Aim:
Can you transcribe every entry word for word, skipping the images?

** START OF Recorded information **

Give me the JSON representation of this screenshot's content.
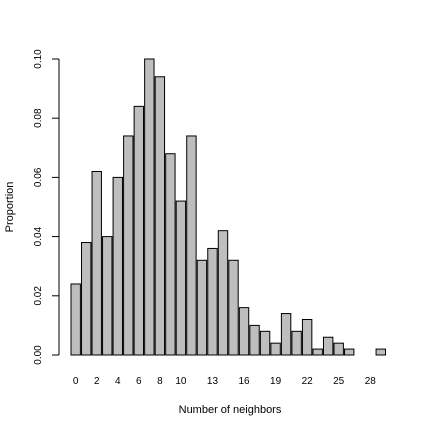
{
  "chart_data": {
    "type": "bar",
    "title": "",
    "xlabel": "Number of neighbors",
    "ylabel": "Proportion",
    "categories": [
      "0",
      "1",
      "2",
      "3",
      "4",
      "5",
      "6",
      "7",
      "8",
      "9",
      "10",
      "11",
      "12",
      "13",
      "14",
      "15",
      "16",
      "17",
      "18",
      "19",
      "20",
      "21",
      "22",
      "23",
      "24",
      "25",
      "26",
      "27",
      "28",
      "29"
    ],
    "values": [
      0.024,
      0.038,
      0.062,
      0.04,
      0.06,
      0.074,
      0.084,
      0.1,
      0.094,
      0.068,
      0.052,
      0.074,
      0.032,
      0.036,
      0.042,
      0.032,
      0.016,
      0.01,
      0.008,
      0.004,
      0.014,
      0.008,
      0.012,
      0.002,
      0.006,
      0.004,
      0.002,
      0.0,
      0.0,
      0.002
    ],
    "x_tick_labels": [
      "0",
      "2",
      "4",
      "6",
      "8",
      "10",
      "13",
      "16",
      "19",
      "22",
      "25",
      "28"
    ],
    "y_ticks": [
      "0.00",
      "0.02",
      "0.04",
      "0.06",
      "0.08",
      "0.10"
    ],
    "ylim": [
      0,
      0.1
    ],
    "grid": false,
    "bar_fill": "#bebebe",
    "bar_stroke": "#000000"
  }
}
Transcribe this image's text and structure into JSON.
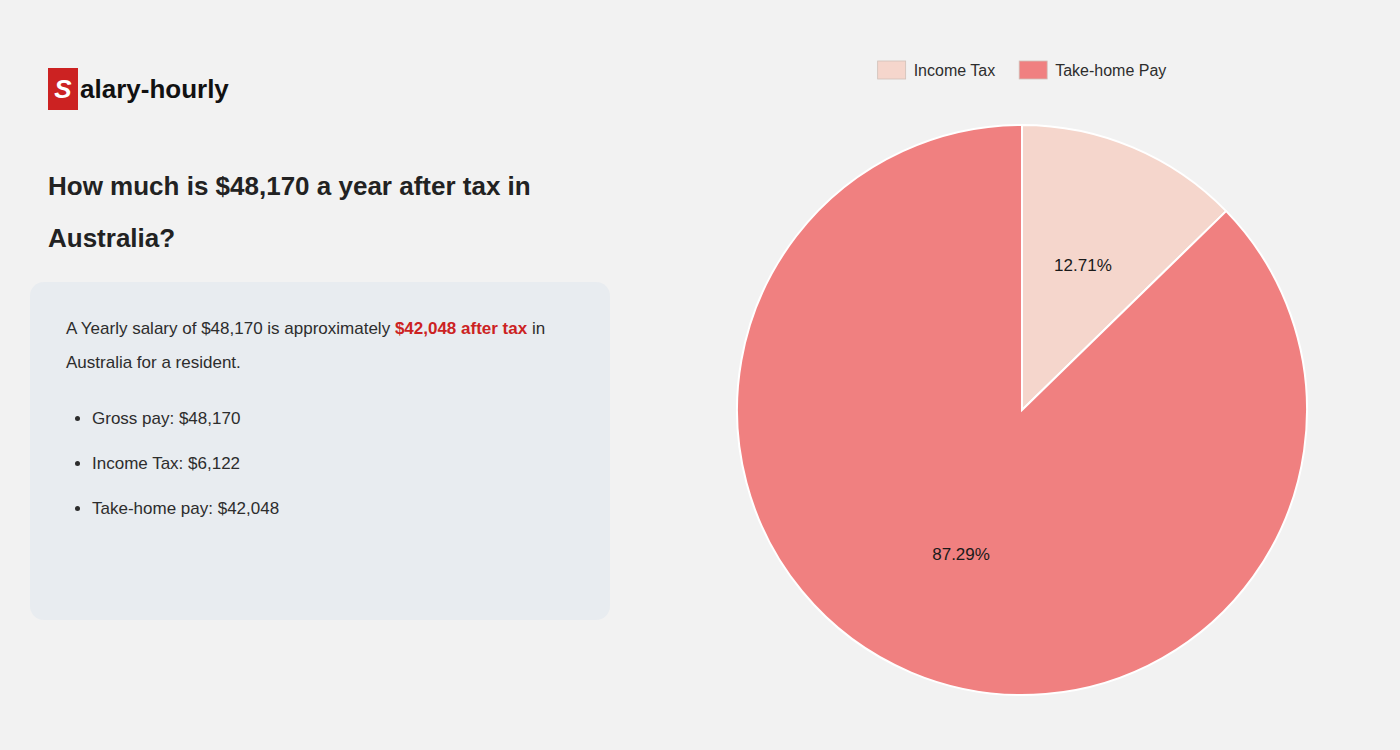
{
  "chart_data": {
    "type": "pie",
    "title": "How much is $48,170 a year after tax in Australia?",
    "logo": {
      "mark": "S",
      "text": "alary-hourly",
      "color": "#cc2222"
    },
    "summary": [
      [
        {
          "text": "A Yearly salary of $48,170 is approximately "
        },
        {
          "text": "$42,048 after tax",
          "color": "#cc2222"
        },
        {
          "text": " in"
        }
      ],
      [
        {
          "text": "Australia for a resident."
        }
      ]
    ],
    "notes": [
      "Gross pay: $48,170",
      "Income Tax: $6,122",
      "Take-home pay: $42,048"
    ],
    "categories": [
      "Income Tax",
      "Take-home Pay"
    ],
    "values": [
      12.71,
      87.29
    ],
    "value_labels": [
      "12.71%",
      "87.29%"
    ],
    "colors": [
      "#f5d6cc",
      "#f08080"
    ],
    "data_labels": true,
    "legend": "top"
  }
}
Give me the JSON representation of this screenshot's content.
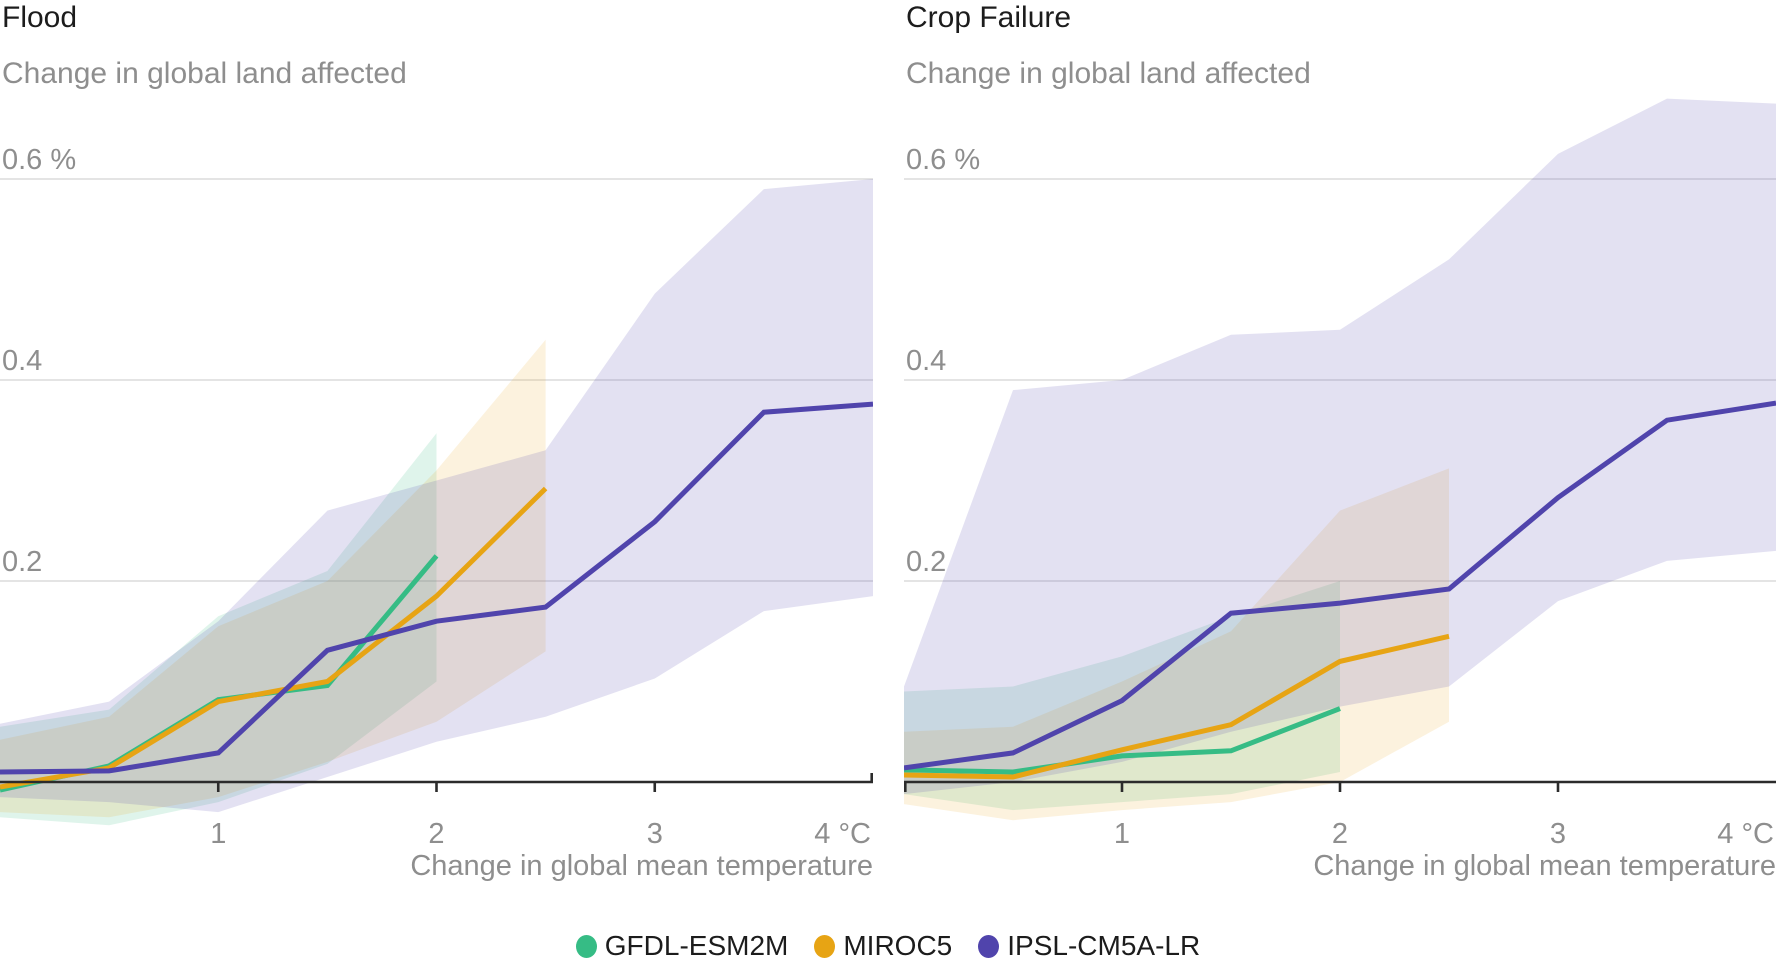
{
  "legend": {
    "items": [
      {
        "label": "GFDL-ESM2M",
        "color": "#36bc85"
      },
      {
        "label": "MIROC5",
        "color": "#e7a414"
      },
      {
        "label": "IPSL-CM5A-LR",
        "color": "#5044ac"
      }
    ]
  },
  "style": {
    "axis_color": "#2b2b2b",
    "grid_color": "#dcdcdc",
    "band_opacity": {
      "GFDL-ESM2M": 0.16,
      "MIROC5": 0.14,
      "IPSL-CM5A-LR": 0.16
    }
  },
  "chart_data": [
    {
      "type": "line",
      "title": "Flood",
      "subtitle": "Change in global land affected",
      "xlabel": "Change in global mean temperature",
      "x_range": [
        0,
        4
      ],
      "ylim": [
        -0.06,
        0.7
      ],
      "grid": true,
      "legend_position": "bottom-center",
      "y_gridlines": [
        {
          "value": 0.6,
          "label": "0.6 %"
        },
        {
          "value": 0.4,
          "label": "0.4"
        },
        {
          "value": 0.2,
          "label": "0.2"
        }
      ],
      "x_tick_labels": [
        {
          "value": 1,
          "label": "1",
          "anchor": "middle"
        },
        {
          "value": 2,
          "label": "2",
          "anchor": "middle"
        },
        {
          "value": 3,
          "label": "3",
          "anchor": "middle"
        },
        {
          "value": 4,
          "label": "4 °C",
          "anchor": "end"
        }
      ],
      "series": [
        {
          "name": "GFDL-ESM2M",
          "color": "#36bc85",
          "x": [
            0,
            0.5,
            1,
            1.5,
            2
          ],
          "y": [
            -0.008,
            0.016,
            0.082,
            0.096,
            0.225
          ],
          "band_upper": [
            0.055,
            0.072,
            0.165,
            0.21,
            0.347
          ],
          "band_lower": [
            -0.035,
            -0.043,
            -0.02,
            0.018,
            0.1
          ]
        },
        {
          "name": "MIROC5",
          "color": "#e7a414",
          "x": [
            0,
            0.5,
            1,
            1.5,
            2,
            2.5
          ],
          "y": [
            -0.005,
            0.014,
            0.08,
            0.1,
            0.185,
            0.292
          ],
          "band_upper": [
            0.042,
            0.065,
            0.155,
            0.2,
            0.31,
            0.44
          ],
          "band_lower": [
            -0.03,
            -0.035,
            -0.015,
            0.02,
            0.06,
            0.13
          ]
        },
        {
          "name": "IPSL-CM5A-LR",
          "color": "#5044ac",
          "x": [
            0,
            0.5,
            1,
            1.5,
            2,
            2.5,
            3,
            3.5,
            4
          ],
          "y": [
            0.01,
            0.011,
            0.029,
            0.131,
            0.16,
            0.174,
            0.259,
            0.368,
            0.376
          ],
          "band_upper": [
            0.058,
            0.08,
            0.16,
            0.27,
            0.3,
            0.33,
            0.486,
            0.59,
            0.6
          ],
          "band_lower": [
            -0.015,
            -0.02,
            -0.03,
            0.005,
            0.04,
            0.065,
            0.103,
            0.17,
            0.185
          ]
        }
      ]
    },
    {
      "type": "line",
      "title": "Crop Failure",
      "subtitle": "Change in global land affected",
      "xlabel": "Change in global mean temperature",
      "x_range": [
        0,
        4
      ],
      "ylim": [
        -0.06,
        0.7
      ],
      "grid": true,
      "legend_position": "bottom-center",
      "y_gridlines": [
        {
          "value": 0.6,
          "label": "0.6 %"
        },
        {
          "value": 0.4,
          "label": "0.4"
        },
        {
          "value": 0.2,
          "label": "0.2"
        }
      ],
      "x_tick_labels": [
        {
          "value": 1,
          "label": "1",
          "anchor": "middle"
        },
        {
          "value": 2,
          "label": "2",
          "anchor": "middle"
        },
        {
          "value": 3,
          "label": "3",
          "anchor": "middle"
        },
        {
          "value": 4,
          "label": "4 °C",
          "anchor": "end"
        }
      ],
      "series": [
        {
          "name": "GFDL-ESM2M",
          "color": "#36bc85",
          "x": [
            0,
            0.5,
            1,
            1.5,
            2
          ],
          "y": [
            0.012,
            0.01,
            0.026,
            0.031,
            0.073
          ],
          "band_upper": [
            0.09,
            0.095,
            0.125,
            0.165,
            0.2
          ],
          "band_lower": [
            -0.012,
            -0.028,
            -0.02,
            -0.012,
            0.01
          ]
        },
        {
          "name": "MIROC5",
          "color": "#e7a414",
          "x": [
            0,
            0.5,
            1,
            1.5,
            2,
            2.5
          ],
          "y": [
            0.007,
            0.005,
            0.032,
            0.057,
            0.12,
            0.145
          ],
          "band_upper": [
            0.05,
            0.055,
            0.1,
            0.15,
            0.27,
            0.312
          ],
          "band_lower": [
            -0.022,
            -0.038,
            -0.028,
            -0.02,
            0.0,
            0.06
          ]
        },
        {
          "name": "IPSL-CM5A-LR",
          "color": "#5044ac",
          "x": [
            0,
            0.5,
            1,
            1.5,
            2,
            2.5,
            3,
            3.5,
            4
          ],
          "y": [
            0.014,
            0.029,
            0.081,
            0.168,
            0.178,
            0.192,
            0.283,
            0.36,
            0.377
          ],
          "band_upper": [
            0.095,
            0.39,
            0.4,
            0.445,
            0.45,
            0.52,
            0.625,
            0.68,
            0.675
          ],
          "band_lower": [
            -0.012,
            0.0,
            0.02,
            0.05,
            0.075,
            0.095,
            0.18,
            0.22,
            0.23
          ]
        }
      ]
    }
  ]
}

** END OF Recorded information **

Task solution:
Give me the JSON representation of this screenshot's content.
{
  "chart_data": {
    "type": "bar",
    "title": "",
    "xlabel": "Number of neighbors",
    "ylabel": "Proportion",
    "categories": [
      "0",
      "1",
      "2",
      "3",
      "4",
      "5",
      "6",
      "7",
      "8",
      "9",
      "10",
      "11",
      "12",
      "13",
      "14",
      "15",
      "16",
      "17",
      "18",
      "19",
      "20",
      "21",
      "22",
      "23",
      "24",
      "25",
      "26",
      "27",
      "28",
      "29"
    ],
    "values": [
      0.024,
      0.038,
      0.062,
      0.04,
      0.06,
      0.074,
      0.084,
      0.1,
      0.094,
      0.068,
      0.052,
      0.074,
      0.032,
      0.036,
      0.042,
      0.032,
      0.016,
      0.01,
      0.008,
      0.004,
      0.014,
      0.008,
      0.012,
      0.002,
      0.006,
      0.004,
      0.002,
      0.0,
      0.0,
      0.002
    ],
    "x_tick_labels": [
      "0",
      "2",
      "4",
      "6",
      "8",
      "10",
      "13",
      "16",
      "19",
      "22",
      "25",
      "28"
    ],
    "y_ticks": [
      "0.00",
      "0.02",
      "0.04",
      "0.06",
      "0.08",
      "0.10"
    ],
    "ylim": [
      0,
      0.1
    ],
    "grid": false,
    "bar_fill": "#bebebe",
    "bar_stroke": "#000000"
  }
}
Transcribe this image's text and structure into JSON.
{
  "chart_data": {
    "type": "pie",
    "title": "How much is $48,170 a year after tax in Australia?",
    "logo": {
      "mark": "S",
      "text": "alary-hourly",
      "color": "#cc2222"
    },
    "summary": [
      [
        {
          "text": "A Yearly salary of $48,170 is approximately "
        },
        {
          "text": "$42,048 after tax",
          "color": "#cc2222"
        },
        {
          "text": " in"
        }
      ],
      [
        {
          "text": "Australia for a resident."
        }
      ]
    ],
    "notes": [
      "Gross pay: $48,170",
      "Income Tax: $6,122",
      "Take-home pay: $42,048"
    ],
    "categories": [
      "Income Tax",
      "Take-home Pay"
    ],
    "values": [
      12.71,
      87.29
    ],
    "value_labels": [
      "12.71%",
      "87.29%"
    ],
    "colors": [
      "#f5d6cc",
      "#f08080"
    ],
    "data_labels": true,
    "legend": "top"
  }
}
Give me the JSON representation of this screenshot's content.
{
  "legend": {
    "items": [
      {
        "label": "GFDL-ESM2M",
        "color": "#36bc85"
      },
      {
        "label": "MIROC5",
        "color": "#e7a414"
      },
      {
        "label": "IPSL-CM5A-LR",
        "color": "#5044ac"
      }
    ]
  },
  "style": {
    "axis_color": "#2b2b2b",
    "grid_color": "#dcdcdc",
    "band_opacity": {
      "GFDL-ESM2M": 0.16,
      "MIROC5": 0.14,
      "IPSL-CM5A-LR": 0.16
    }
  },
  "chart_data": [
    {
      "type": "line",
      "title": "Flood",
      "subtitle": "Change in global land affected",
      "xlabel": "Change in global mean temperature",
      "x_range": [
        0,
        4
      ],
      "ylim": [
        -0.06,
        0.7
      ],
      "grid": true,
      "legend_position": "bottom-center",
      "y_gridlines": [
        {
          "value": 0.6,
          "label": "0.6 %"
        },
        {
          "value": 0.4,
          "label": "0.4"
        },
        {
          "value": 0.2,
          "label": "0.2"
        }
      ],
      "x_tick_labels": [
        {
          "value": 1,
          "label": "1",
          "anchor": "middle"
        },
        {
          "value": 2,
          "label": "2",
          "anchor": "middle"
        },
        {
          "value": 3,
          "label": "3",
          "anchor": "middle"
        },
        {
          "value": 4,
          "label": "4 °C",
          "anchor": "end"
        }
      ],
      "series": [
        {
          "name": "GFDL-ESM2M",
          "color": "#36bc85",
          "x": [
            0,
            0.5,
            1,
            1.5,
            2
          ],
          "y": [
            -0.008,
            0.016,
            0.082,
            0.096,
            0.225
          ],
          "band_upper": [
            0.055,
            0.072,
            0.165,
            0.21,
            0.347
          ],
          "band_lower": [
            -0.035,
            -0.043,
            -0.02,
            0.018,
            0.1
          ]
        },
        {
          "name": "MIROC5",
          "color": "#e7a414",
          "x": [
            0,
            0.5,
            1,
            1.5,
            2,
            2.5
          ],
          "y": [
            -0.005,
            0.014,
            0.08,
            0.1,
            0.185,
            0.292
          ],
          "band_upper": [
            0.042,
            0.065,
            0.155,
            0.2,
            0.31,
            0.44
          ],
          "band_lower": [
            -0.03,
            -0.035,
            -0.015,
            0.02,
            0.06,
            0.13
          ]
        },
        {
          "name": "IPSL-CM5A-LR",
          "color": "#5044ac",
          "x": [
            0,
            0.5,
            1,
            1.5,
            2,
            2.5,
            3,
            3.5,
            4
          ],
          "y": [
            0.01,
            0.011,
            0.029,
            0.131,
            0.16,
            0.174,
            0.259,
            0.368,
            0.376
          ],
          "band_upper": [
            0.058,
            0.08,
            0.16,
            0.27,
            0.3,
            0.33,
            0.486,
            0.59,
            0.6
          ],
          "band_lower": [
            -0.015,
            -0.02,
            -0.03,
            0.005,
            0.04,
            0.065,
            0.103,
            0.17,
            0.185
          ]
        }
      ]
    },
    {
      "type": "line",
      "title": "Crop Failure",
      "subtitle": "Change in global land affected",
      "xlabel": "Change in global mean temperature",
      "x_range": [
        0,
        4
      ],
      "ylim": [
        -0.06,
        0.7
      ],
      "grid": true,
      "legend_position": "bottom-center",
      "y_gridlines": [
        {
          "value": 0.6,
          "label": "0.6 %"
        },
        {
          "value": 0.4,
          "label": "0.4"
        },
        {
          "value": 0.2,
          "label": "0.2"
        }
      ],
      "x_tick_labels": [
        {
          "value": 1,
          "label": "1",
          "anchor": "middle"
        },
        {
          "value": 2,
          "label": "2",
          "anchor": "middle"
        },
        {
          "value": 3,
          "label": "3",
          "anchor": "middle"
        },
        {
          "value": 4,
          "label": "4 °C",
          "anchor": "end"
        }
      ],
      "series": [
        {
          "name": "GFDL-ESM2M",
          "color": "#36bc85",
          "x": [
            0,
            0.5,
            1,
            1.5,
            2
          ],
          "y": [
            0.012,
            0.01,
            0.026,
            0.031,
            0.073
          ],
          "band_upper": [
            0.09,
            0.095,
            0.125,
            0.165,
            0.2
          ],
          "band_lower": [
            -0.012,
            -0.028,
            -0.02,
            -0.012,
            0.01
          ]
        },
        {
          "name": "MIROC5",
          "color": "#e7a414",
          "x": [
            0,
            0.5,
            1,
            1.5,
            2,
            2.5
          ],
          "y": [
            0.007,
            0.005,
            0.032,
            0.057,
            0.12,
            0.145
          ],
          "band_upper": [
            0.05,
            0.055,
            0.1,
            0.15,
            0.27,
            0.312
          ],
          "band_lower": [
            -0.022,
            -0.038,
            -0.028,
            -0.02,
            0.0,
            0.06
          ]
        },
        {
          "name": "IPSL-CM5A-LR",
          "color": "#5044ac",
          "x": [
            0,
            0.5,
            1,
            1.5,
            2,
            2.5,
            3,
            3.5,
            4
          ],
          "y": [
            0.014,
            0.029,
            0.081,
            0.168,
            0.178,
            0.192,
            0.283,
            0.36,
            0.377
          ],
          "band_upper": [
            0.095,
            0.39,
            0.4,
            0.445,
            0.45,
            0.52,
            0.625,
            0.68,
            0.675
          ],
          "band_lower": [
            -0.012,
            0.0,
            0.02,
            0.05,
            0.075,
            0.095,
            0.18,
            0.22,
            0.23
          ]
        }
      ]
    }
  ]
}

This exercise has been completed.